= To be done =
Rewrite the rows from the first line through the line containing "temperature panel: south east coast: o xyxy=(827,217,840,240)" as a Markdown table with the columns No and Line, numbering each line and leaving out blank lines.

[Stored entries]
_____
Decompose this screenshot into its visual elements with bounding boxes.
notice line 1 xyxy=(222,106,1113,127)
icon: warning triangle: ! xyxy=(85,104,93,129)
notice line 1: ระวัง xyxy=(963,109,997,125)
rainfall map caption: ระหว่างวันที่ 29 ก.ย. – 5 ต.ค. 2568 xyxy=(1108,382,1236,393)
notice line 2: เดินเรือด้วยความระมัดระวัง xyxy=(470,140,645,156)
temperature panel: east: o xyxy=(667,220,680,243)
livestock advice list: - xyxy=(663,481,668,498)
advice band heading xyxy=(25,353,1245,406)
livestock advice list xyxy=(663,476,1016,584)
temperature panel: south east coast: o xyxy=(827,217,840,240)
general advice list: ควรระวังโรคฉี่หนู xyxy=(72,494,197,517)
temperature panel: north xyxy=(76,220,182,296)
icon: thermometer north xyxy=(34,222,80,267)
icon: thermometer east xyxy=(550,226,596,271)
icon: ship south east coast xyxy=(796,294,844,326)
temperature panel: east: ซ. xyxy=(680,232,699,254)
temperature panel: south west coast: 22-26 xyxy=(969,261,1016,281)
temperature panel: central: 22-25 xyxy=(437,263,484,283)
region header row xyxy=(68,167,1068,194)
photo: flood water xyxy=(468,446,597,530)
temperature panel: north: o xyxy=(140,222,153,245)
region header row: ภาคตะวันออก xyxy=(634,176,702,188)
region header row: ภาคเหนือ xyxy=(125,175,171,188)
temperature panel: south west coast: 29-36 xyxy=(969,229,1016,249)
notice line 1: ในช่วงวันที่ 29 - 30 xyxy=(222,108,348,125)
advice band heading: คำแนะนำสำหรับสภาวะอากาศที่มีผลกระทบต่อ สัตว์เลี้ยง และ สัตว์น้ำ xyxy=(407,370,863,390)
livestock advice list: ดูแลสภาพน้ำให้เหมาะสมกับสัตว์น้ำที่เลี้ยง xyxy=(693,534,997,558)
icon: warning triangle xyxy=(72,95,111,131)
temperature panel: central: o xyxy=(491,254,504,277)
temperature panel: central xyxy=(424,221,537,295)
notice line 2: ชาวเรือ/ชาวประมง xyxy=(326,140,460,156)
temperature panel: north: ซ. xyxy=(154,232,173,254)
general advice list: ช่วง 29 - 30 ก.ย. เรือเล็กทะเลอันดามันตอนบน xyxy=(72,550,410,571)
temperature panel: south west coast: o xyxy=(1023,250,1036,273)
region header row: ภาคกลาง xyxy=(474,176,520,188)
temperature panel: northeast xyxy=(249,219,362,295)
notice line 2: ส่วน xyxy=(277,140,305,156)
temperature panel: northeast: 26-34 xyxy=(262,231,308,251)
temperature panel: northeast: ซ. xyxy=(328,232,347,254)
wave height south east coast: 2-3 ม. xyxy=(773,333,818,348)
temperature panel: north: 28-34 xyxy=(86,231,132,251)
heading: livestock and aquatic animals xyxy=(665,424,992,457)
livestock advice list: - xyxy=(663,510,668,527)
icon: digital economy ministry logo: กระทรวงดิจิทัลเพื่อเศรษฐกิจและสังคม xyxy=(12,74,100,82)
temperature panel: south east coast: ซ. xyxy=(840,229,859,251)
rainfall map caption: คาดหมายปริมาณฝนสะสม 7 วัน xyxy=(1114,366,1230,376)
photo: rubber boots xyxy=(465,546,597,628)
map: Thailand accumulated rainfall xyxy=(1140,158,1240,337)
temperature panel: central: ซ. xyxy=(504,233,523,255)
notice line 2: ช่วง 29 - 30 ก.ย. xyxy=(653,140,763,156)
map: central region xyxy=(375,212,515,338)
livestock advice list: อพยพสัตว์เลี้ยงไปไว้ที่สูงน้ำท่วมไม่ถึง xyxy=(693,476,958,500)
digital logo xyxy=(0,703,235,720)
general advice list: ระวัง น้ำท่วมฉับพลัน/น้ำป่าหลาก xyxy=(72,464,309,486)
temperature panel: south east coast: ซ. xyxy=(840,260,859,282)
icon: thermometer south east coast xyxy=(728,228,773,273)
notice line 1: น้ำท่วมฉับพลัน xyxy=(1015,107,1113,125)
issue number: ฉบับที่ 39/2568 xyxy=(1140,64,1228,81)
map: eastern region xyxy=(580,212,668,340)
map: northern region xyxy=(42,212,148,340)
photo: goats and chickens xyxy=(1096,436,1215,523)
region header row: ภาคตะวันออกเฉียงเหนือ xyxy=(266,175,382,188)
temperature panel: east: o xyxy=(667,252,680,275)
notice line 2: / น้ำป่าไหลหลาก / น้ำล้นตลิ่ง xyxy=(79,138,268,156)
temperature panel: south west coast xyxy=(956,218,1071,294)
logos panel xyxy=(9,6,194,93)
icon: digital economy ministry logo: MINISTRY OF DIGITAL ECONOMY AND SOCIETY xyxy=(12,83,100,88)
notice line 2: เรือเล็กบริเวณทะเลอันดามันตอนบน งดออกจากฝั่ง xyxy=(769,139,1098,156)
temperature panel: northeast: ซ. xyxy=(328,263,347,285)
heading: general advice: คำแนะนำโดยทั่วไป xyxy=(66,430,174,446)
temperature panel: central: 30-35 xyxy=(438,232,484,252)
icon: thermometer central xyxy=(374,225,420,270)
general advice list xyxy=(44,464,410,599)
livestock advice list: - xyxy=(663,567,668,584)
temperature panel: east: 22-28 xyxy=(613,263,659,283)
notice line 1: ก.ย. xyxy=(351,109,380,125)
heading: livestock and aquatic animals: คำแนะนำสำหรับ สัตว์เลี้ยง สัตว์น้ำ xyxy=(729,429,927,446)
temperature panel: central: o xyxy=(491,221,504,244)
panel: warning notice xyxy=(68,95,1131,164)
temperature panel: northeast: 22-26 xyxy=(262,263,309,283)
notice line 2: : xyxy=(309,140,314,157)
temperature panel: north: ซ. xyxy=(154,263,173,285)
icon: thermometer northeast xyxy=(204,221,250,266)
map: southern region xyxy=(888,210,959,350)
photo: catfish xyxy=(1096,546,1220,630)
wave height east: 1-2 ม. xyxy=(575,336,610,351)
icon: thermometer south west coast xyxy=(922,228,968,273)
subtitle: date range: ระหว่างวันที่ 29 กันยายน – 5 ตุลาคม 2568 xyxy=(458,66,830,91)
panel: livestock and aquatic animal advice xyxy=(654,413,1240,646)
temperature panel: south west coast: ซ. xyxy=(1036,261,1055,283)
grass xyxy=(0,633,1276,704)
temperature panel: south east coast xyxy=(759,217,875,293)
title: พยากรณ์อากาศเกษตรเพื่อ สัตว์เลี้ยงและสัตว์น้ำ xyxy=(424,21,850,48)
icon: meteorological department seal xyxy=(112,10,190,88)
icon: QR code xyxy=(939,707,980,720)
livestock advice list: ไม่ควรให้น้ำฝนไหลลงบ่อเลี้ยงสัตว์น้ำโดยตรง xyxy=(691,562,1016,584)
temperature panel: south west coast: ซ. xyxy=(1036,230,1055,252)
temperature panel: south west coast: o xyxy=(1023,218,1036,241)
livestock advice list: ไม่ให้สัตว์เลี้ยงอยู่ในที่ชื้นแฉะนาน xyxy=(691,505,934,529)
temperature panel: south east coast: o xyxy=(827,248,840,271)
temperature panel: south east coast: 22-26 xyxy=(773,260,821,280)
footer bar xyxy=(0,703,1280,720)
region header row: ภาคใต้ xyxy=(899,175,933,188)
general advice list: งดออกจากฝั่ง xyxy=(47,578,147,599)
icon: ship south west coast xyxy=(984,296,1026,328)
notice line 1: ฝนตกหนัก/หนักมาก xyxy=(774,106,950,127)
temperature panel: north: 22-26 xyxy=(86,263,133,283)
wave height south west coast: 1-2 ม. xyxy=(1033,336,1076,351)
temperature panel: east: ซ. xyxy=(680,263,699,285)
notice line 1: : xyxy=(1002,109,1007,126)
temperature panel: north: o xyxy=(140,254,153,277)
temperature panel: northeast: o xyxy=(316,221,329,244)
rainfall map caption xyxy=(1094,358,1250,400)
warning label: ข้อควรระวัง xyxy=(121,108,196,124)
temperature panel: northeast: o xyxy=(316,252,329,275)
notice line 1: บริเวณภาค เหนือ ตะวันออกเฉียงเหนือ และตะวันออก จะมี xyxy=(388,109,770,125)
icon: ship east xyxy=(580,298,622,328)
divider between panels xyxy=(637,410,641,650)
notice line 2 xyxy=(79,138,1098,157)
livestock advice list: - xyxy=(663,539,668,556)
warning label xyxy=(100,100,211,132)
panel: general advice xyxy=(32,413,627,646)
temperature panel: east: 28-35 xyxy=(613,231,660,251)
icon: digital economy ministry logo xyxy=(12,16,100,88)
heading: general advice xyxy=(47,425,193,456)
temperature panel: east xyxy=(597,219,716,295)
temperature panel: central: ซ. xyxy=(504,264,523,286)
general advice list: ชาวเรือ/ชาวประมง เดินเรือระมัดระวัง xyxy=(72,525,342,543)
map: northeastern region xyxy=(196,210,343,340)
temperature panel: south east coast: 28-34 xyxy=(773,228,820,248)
_____
= Finished answer =
| No | Line |
|---|---|
| 1 | Decompose this screenshot into its visual elements with bounding boxes. |
| 2 | notice line 1 xyxy=(222,106,1113,127) |
| 3 | icon: warning triangle: ! xyxy=(85,104,93,129) |
| 4 | notice line 1: ระวัง xyxy=(963,109,997,125) |
| 5 | rainfall map caption: ระหว่างวันที่ 29 ก.ย. – 5 ต.ค. 2568 xyxy=(1108,382,1236,393) |
| 6 | notice line 2: เดินเรือด้วยความระมัดระวัง xyxy=(470,140,645,156) |
| 7 | temperature panel: east: o xyxy=(667,220,680,243) |
| 8 | livestock advice list: - xyxy=(663,481,668,498) |
| 9 | advice band heading xyxy=(25,353,1245,406) |
| 10 | livestock advice list xyxy=(663,476,1016,584) |
| 11 | temperature panel: south east coast: o xyxy=(827,217,840,240) |